TRECHO PARA ANÁLISE ▸
Investimento cultural

O lançamento do canal Al Jazeera, neste sentido, foi um dos primeiros sucessos do governo, analisa Nabil Ennasrui. "Em um dado momento, o canal era até mais conhecido do que o próprio país", avalia. O Catar também fez investimentos massivos em programas de formação para a juventude no mundo árabe, com a criação do Doha Film Institute, em 2010.

O soft power catari também se estendeu, desta forma, ao setor cultural, com a inauguração, em 2008, no museu de arte islâmica de Doha, imaginado pelo arquiteto I.M. Pei (um dos criadores do projeto da pirâmide do Louvre, em Paris). Orçado em € 350 milhões, o museu tem a maior coleção do mundo de objetos de arte islâmica.

INSTRUÇÃO 1 ▸
Responda, por favor, com base no trecho sobre o investimento cultural do Catar:
(a) Em que ano foi criado o Doha Film Institute?
(b) Quem imaginou o museu de arte islâmica de Doha?
(c) Qual foi o orçamento do museu?
INSTRUÇÃO 2 ▸
Troque "inauguração" por "abertura" no trecho sobre o investimento cultural do Catar e reescreva a parte que começa em "O soft power" e termina em "de arte islâmica.".
A listagem não tem relação com o trecho sobre o investimento cultural do Catar.

EXTRATOS DA LISTAGEM ▸
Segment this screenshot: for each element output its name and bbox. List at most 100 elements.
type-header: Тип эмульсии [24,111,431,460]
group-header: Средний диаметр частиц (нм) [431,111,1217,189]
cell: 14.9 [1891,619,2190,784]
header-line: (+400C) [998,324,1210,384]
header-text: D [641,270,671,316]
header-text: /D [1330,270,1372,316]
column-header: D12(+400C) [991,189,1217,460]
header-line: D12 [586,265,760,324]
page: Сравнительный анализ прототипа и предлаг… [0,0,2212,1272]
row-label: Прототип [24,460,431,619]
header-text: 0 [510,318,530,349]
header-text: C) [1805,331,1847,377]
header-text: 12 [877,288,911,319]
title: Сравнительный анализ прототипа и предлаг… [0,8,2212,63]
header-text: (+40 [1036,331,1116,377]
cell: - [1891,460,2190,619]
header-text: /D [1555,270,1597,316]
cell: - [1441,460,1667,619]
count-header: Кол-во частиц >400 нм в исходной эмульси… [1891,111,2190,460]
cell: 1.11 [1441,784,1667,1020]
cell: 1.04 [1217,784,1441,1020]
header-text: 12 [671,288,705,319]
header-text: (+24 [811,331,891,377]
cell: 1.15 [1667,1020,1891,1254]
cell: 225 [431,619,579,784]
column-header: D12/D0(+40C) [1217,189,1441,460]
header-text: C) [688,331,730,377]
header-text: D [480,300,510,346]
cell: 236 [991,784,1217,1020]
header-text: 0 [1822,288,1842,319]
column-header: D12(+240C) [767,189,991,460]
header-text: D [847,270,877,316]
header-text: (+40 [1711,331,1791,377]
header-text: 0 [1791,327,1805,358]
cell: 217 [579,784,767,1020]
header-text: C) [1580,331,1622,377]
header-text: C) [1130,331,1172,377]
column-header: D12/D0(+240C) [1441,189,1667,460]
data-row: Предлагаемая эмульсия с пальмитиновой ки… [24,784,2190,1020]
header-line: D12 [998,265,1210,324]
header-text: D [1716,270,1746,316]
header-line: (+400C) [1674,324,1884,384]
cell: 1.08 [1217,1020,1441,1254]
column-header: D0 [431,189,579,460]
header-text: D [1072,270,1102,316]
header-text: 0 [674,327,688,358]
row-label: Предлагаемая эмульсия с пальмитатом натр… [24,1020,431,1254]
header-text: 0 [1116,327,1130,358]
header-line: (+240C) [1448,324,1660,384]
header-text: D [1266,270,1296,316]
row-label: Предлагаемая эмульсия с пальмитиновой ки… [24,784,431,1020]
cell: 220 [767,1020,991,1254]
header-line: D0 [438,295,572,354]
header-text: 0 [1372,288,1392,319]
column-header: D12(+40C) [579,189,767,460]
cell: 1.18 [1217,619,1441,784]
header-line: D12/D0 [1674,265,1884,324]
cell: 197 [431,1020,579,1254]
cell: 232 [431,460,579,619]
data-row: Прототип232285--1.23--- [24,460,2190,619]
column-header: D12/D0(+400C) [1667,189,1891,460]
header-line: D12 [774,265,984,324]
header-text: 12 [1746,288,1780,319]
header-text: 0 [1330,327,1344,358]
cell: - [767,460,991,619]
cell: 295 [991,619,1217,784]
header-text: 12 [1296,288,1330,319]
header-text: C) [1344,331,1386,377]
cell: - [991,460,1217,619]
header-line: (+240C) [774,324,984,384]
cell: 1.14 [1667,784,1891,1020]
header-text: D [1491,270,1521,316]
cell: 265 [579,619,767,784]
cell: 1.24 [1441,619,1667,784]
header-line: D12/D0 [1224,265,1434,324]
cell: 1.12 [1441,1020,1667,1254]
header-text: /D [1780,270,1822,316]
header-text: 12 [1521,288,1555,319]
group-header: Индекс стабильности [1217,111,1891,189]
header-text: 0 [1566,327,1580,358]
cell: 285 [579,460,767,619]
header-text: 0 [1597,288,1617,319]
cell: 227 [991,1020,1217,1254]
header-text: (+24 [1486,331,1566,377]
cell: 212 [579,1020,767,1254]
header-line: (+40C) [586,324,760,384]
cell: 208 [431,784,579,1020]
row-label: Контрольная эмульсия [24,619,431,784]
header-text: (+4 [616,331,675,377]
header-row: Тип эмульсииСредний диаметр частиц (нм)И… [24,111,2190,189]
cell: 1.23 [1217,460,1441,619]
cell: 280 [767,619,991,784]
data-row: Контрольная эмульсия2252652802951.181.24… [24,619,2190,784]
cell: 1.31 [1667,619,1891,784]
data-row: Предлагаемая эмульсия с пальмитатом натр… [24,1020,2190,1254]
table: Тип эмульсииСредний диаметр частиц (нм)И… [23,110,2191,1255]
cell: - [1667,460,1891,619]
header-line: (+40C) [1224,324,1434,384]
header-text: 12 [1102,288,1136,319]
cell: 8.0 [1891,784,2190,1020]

RESPOSTA DO EXERCÍCIO 1 ▸
(a) Em 2010.
(b) O arquiteto I.M. Pei.
(c) € 350 milhões.

RESPOSTA DO EXERCÍCIO 2 ▸
O soft power catari também se estendeu, desta forma, ao setor cultural, com a abertura, em 2008, no museu de arte islâmica de Doha, imaginado pelo arquiteto I.M. Pei (um dos criadores do projeto da pirâmide do Louvre, em Paris). Orçado em € 350 milhões, o museu tem a maior coleção do mundo de objetos de arte islâmica.